Begin

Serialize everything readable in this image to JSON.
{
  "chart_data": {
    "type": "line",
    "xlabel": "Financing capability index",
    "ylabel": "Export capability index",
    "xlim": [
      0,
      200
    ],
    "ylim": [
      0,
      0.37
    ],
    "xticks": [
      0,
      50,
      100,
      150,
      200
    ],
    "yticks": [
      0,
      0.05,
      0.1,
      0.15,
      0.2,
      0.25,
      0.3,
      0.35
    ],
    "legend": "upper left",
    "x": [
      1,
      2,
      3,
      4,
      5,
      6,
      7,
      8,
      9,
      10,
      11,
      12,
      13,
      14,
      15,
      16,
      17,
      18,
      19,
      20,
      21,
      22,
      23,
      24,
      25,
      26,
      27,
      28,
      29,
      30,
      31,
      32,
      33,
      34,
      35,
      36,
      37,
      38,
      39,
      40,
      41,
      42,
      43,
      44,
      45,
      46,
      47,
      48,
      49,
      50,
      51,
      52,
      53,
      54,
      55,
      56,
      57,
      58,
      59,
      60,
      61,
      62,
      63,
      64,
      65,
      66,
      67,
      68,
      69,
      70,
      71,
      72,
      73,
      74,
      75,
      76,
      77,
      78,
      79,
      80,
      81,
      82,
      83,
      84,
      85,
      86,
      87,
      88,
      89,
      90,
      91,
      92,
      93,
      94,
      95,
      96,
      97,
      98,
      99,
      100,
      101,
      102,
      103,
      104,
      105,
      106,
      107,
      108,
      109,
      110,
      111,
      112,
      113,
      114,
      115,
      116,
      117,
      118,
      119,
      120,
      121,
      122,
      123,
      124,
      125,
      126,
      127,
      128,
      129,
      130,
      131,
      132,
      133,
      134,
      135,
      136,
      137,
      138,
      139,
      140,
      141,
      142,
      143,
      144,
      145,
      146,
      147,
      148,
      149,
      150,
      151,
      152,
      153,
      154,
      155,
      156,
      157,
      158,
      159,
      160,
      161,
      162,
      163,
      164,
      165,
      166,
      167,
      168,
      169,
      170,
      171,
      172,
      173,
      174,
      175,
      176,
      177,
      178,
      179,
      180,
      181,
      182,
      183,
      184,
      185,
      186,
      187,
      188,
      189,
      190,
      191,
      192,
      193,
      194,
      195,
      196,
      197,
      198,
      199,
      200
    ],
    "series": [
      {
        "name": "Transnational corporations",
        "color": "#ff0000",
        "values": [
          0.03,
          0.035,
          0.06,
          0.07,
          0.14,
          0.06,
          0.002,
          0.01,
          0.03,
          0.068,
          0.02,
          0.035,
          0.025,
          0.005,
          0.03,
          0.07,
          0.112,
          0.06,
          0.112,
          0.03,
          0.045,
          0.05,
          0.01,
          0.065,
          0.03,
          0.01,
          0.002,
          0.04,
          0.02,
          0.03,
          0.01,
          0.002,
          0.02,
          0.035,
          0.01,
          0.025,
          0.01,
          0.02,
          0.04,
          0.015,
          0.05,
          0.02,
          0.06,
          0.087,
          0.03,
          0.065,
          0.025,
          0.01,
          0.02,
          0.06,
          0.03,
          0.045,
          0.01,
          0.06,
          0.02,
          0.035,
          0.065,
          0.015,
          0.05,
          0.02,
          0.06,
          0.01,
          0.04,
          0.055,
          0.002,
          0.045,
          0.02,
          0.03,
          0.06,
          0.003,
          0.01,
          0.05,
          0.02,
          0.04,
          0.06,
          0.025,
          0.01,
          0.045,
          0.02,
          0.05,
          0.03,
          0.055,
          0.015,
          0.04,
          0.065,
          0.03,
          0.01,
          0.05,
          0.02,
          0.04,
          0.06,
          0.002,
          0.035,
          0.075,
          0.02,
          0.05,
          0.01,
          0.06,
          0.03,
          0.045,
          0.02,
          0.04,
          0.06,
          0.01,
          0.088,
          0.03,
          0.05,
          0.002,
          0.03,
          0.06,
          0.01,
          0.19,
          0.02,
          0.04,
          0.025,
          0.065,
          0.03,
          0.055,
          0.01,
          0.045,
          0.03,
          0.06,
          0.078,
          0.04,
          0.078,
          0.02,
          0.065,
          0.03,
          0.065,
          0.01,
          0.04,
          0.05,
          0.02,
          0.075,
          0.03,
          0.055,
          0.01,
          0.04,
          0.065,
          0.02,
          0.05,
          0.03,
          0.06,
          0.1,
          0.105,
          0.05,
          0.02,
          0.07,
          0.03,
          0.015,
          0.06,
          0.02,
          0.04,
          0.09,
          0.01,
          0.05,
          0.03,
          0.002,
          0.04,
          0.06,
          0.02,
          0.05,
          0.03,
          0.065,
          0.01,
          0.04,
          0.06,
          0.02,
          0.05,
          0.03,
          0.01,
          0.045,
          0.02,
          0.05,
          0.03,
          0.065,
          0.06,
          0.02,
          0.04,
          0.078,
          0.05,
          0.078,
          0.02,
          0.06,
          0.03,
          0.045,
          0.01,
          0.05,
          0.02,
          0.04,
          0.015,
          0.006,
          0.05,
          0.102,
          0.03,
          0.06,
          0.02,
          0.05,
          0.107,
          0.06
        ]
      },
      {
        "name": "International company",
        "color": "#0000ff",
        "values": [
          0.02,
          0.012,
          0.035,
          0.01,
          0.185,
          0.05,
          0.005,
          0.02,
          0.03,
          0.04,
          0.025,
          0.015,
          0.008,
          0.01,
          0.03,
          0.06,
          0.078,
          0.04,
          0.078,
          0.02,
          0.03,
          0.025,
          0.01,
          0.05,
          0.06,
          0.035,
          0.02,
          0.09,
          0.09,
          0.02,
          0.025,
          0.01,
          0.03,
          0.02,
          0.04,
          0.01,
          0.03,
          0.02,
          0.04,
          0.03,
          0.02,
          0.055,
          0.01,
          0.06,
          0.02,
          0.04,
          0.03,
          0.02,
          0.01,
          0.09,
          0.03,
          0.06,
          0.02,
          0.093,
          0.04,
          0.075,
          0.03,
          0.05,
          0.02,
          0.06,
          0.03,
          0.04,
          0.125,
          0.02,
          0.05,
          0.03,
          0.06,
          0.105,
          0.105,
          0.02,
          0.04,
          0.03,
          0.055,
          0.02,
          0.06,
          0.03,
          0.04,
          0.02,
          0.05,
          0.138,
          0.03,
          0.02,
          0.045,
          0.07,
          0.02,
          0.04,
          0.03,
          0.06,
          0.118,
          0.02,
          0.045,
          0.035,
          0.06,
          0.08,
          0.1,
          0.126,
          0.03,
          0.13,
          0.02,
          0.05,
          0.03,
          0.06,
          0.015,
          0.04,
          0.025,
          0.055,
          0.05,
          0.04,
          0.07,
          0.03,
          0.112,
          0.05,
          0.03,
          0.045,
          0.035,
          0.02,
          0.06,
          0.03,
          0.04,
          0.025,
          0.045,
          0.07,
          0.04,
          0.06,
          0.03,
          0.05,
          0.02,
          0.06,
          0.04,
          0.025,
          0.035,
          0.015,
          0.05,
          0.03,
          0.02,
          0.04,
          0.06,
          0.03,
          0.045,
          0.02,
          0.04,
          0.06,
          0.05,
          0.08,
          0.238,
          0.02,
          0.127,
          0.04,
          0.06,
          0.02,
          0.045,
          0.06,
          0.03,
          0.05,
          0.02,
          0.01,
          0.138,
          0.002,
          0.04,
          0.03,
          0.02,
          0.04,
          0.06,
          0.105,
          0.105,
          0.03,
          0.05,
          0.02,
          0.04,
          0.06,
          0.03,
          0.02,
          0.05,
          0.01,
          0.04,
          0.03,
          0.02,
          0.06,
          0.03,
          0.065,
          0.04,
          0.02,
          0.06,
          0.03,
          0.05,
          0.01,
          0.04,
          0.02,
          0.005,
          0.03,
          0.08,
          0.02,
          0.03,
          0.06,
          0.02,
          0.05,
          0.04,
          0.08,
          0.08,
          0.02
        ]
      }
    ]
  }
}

End

▶ [DIRECTIONS]
State how many lines of the listing hold the string "name"; reply with the number and nothing else.

▶ [COMPLETED EXERCISE]
2